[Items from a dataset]
-=-=-=-=-

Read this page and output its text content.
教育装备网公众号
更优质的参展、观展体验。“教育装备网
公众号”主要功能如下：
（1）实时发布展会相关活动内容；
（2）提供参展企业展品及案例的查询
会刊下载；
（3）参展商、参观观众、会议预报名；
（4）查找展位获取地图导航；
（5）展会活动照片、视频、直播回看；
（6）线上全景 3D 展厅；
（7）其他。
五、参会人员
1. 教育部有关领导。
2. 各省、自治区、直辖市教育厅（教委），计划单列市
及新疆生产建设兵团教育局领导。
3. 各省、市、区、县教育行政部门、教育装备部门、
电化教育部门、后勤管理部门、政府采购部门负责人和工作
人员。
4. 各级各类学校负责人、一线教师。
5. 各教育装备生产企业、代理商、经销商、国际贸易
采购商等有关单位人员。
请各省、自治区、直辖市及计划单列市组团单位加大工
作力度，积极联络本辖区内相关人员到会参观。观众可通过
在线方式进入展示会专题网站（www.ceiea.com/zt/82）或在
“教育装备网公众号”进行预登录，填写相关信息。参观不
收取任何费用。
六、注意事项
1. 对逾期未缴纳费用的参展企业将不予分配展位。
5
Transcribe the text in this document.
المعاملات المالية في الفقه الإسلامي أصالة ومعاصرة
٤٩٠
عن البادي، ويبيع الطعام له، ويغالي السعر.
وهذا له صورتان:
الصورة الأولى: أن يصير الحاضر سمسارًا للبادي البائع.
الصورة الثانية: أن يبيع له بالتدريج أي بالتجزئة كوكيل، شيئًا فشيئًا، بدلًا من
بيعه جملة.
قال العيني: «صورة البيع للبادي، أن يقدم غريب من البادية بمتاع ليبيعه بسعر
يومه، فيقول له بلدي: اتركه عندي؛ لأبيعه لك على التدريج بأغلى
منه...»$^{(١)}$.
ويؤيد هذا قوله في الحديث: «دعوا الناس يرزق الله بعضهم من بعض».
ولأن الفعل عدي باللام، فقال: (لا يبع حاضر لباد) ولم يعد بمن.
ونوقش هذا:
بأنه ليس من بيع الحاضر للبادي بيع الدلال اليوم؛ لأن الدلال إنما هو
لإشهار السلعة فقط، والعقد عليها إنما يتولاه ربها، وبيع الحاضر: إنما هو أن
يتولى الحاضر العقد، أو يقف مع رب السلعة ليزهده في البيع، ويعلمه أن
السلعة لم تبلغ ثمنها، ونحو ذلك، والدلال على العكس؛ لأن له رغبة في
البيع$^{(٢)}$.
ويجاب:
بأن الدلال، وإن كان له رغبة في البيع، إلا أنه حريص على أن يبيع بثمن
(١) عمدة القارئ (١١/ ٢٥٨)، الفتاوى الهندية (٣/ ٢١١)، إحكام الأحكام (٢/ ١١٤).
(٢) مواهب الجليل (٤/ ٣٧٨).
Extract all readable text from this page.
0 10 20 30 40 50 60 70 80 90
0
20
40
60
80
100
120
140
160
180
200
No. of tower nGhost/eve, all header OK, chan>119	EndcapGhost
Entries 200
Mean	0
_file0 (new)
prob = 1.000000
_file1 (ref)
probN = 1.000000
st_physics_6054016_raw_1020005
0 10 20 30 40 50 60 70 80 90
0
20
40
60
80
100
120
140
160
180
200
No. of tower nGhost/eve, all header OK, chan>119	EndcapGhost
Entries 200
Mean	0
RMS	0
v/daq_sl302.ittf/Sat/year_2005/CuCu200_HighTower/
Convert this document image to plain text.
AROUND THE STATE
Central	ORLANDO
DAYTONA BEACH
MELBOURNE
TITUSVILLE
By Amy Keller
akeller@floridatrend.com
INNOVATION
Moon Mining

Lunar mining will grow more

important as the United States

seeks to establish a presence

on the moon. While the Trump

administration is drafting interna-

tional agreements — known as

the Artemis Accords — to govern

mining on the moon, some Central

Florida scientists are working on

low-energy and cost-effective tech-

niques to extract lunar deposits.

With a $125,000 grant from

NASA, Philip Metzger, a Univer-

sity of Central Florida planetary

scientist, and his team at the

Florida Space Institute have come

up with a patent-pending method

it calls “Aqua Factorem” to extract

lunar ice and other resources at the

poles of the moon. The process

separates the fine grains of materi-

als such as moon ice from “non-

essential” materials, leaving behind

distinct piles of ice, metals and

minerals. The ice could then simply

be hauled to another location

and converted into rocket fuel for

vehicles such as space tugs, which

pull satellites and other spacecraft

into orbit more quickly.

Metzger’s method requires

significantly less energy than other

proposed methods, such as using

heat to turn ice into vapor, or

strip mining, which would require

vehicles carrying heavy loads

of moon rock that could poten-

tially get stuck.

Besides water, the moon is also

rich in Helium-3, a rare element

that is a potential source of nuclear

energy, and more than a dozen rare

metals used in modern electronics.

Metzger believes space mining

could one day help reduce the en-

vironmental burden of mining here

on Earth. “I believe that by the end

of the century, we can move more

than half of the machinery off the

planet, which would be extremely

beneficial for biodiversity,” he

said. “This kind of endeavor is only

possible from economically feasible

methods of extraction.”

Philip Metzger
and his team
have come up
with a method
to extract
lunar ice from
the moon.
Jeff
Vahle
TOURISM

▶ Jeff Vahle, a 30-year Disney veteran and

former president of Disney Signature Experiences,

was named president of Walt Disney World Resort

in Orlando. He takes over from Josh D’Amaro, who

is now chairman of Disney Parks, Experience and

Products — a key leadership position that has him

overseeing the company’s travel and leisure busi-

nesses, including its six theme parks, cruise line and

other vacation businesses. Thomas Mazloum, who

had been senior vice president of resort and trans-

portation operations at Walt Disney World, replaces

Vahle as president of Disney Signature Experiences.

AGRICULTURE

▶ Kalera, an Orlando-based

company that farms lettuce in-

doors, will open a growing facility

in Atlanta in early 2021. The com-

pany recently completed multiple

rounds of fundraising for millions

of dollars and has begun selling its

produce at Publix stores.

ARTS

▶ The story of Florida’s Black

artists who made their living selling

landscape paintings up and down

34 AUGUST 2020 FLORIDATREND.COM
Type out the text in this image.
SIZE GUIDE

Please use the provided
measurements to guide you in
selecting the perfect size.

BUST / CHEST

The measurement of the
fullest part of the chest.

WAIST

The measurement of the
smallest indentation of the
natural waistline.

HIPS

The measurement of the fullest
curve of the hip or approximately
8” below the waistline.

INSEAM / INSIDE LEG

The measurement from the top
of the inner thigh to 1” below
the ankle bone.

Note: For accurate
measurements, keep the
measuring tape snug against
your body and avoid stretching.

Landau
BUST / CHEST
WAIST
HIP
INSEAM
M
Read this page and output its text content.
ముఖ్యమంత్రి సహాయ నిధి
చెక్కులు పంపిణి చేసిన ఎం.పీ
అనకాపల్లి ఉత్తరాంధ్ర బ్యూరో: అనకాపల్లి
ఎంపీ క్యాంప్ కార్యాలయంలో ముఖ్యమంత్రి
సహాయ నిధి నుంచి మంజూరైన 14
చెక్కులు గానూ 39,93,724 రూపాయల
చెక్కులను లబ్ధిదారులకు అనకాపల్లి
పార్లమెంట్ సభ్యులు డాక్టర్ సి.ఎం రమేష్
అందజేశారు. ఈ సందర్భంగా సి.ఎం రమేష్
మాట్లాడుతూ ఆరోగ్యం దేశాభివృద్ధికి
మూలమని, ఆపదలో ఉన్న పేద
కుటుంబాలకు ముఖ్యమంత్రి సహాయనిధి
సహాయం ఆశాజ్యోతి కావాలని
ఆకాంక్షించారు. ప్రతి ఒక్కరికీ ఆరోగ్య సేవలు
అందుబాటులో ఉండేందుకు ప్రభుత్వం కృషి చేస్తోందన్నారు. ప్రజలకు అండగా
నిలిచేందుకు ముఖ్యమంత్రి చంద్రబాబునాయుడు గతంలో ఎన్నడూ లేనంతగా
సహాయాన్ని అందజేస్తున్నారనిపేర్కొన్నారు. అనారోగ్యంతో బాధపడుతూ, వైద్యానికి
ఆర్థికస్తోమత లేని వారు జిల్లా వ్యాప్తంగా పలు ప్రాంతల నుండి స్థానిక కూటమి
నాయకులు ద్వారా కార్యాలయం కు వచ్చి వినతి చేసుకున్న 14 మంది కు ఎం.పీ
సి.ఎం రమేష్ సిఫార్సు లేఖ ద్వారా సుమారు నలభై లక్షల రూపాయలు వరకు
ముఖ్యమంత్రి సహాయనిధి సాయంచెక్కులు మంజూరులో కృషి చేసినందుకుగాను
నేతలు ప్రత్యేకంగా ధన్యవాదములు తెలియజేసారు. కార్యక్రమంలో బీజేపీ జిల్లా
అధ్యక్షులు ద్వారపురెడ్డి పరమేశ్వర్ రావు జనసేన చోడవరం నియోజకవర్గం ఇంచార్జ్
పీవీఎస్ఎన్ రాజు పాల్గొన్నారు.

-=-=-=-=-

# Goal
Scan the material above. Return every line containing the string "have".

# Reply to the task
Florida Space Institute have come
have come up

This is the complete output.